*Problem requirements*:
Show every line of the records below that contains the word "Coloque".

::::::

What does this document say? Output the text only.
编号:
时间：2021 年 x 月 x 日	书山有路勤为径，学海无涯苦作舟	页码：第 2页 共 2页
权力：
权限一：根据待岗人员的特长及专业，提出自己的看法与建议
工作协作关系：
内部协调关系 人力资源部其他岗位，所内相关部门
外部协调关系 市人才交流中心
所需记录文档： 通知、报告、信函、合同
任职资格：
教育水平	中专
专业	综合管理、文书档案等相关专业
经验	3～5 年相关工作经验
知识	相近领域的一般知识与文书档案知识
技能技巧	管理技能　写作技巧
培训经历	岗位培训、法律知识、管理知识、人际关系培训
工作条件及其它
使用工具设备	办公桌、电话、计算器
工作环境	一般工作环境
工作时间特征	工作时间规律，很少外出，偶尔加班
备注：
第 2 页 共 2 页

::::::

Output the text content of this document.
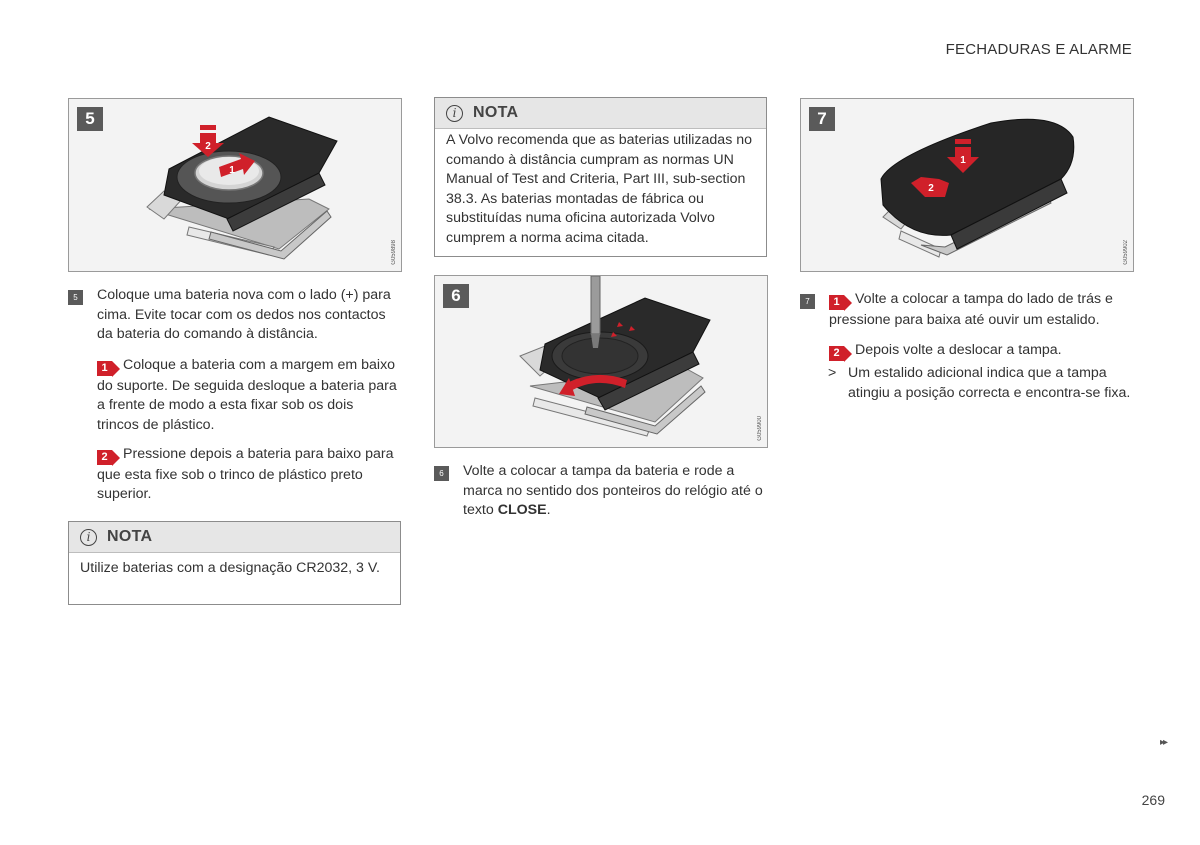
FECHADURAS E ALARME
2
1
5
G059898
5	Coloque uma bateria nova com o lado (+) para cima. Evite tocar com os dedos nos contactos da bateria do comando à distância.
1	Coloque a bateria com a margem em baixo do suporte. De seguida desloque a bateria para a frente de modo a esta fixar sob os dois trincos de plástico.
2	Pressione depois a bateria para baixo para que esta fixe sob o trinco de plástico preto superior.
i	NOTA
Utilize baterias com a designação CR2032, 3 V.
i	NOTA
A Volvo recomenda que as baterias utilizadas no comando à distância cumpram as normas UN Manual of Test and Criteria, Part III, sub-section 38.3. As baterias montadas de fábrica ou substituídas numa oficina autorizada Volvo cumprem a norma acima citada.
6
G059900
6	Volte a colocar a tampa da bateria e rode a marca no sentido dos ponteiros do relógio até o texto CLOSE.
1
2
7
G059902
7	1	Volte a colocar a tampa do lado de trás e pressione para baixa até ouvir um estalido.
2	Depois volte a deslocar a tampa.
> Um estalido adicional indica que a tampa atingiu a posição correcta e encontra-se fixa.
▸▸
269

::::::

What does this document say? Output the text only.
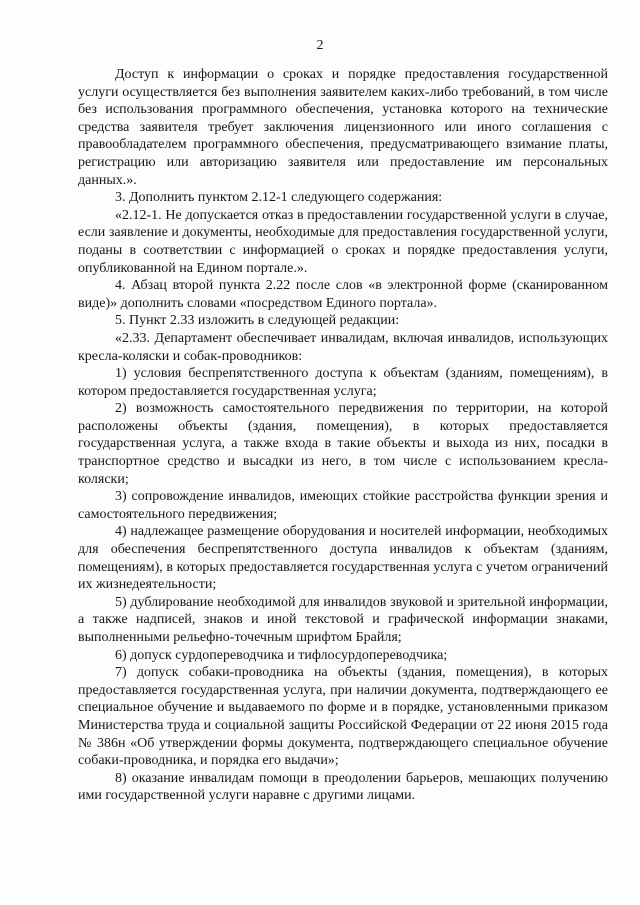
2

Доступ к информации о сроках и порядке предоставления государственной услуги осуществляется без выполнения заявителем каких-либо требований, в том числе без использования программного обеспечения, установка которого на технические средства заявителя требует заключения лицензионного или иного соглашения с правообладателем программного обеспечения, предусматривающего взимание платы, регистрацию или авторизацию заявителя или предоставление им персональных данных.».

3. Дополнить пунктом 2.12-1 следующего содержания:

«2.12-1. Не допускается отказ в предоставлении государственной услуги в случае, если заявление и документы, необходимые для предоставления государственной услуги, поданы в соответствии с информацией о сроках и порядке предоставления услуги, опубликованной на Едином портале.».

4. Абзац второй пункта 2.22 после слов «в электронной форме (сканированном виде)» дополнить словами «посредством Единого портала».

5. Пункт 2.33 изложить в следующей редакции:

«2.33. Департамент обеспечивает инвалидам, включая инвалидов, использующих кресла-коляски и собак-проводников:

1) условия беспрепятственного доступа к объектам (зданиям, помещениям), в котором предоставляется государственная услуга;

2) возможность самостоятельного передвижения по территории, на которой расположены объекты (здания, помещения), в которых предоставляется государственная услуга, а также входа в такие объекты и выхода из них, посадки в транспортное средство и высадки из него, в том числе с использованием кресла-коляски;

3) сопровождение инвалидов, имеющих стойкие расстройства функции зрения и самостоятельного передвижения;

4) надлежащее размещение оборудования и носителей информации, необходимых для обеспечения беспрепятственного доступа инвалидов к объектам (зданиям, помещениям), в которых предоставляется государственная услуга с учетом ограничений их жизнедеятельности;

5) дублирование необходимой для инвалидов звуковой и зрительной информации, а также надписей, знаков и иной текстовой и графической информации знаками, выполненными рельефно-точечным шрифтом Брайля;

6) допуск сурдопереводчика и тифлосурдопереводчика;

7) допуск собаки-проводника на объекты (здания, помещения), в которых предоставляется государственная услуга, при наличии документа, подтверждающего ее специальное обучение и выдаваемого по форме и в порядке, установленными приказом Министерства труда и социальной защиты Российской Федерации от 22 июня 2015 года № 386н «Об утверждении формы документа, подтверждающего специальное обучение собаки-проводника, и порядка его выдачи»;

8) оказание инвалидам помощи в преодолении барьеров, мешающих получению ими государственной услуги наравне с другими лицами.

::::::

*Answer to the task*:
5	Coloque uma bateria nova com o lado (+) para cima. Evite tocar com os dedos nos contactos da bateria do comando à distância.
1	Coloque a bateria com a margem em baixo do suporte. De seguida desloque a bateria para a frente de modo a esta fixar sob os dois trincos de plástico.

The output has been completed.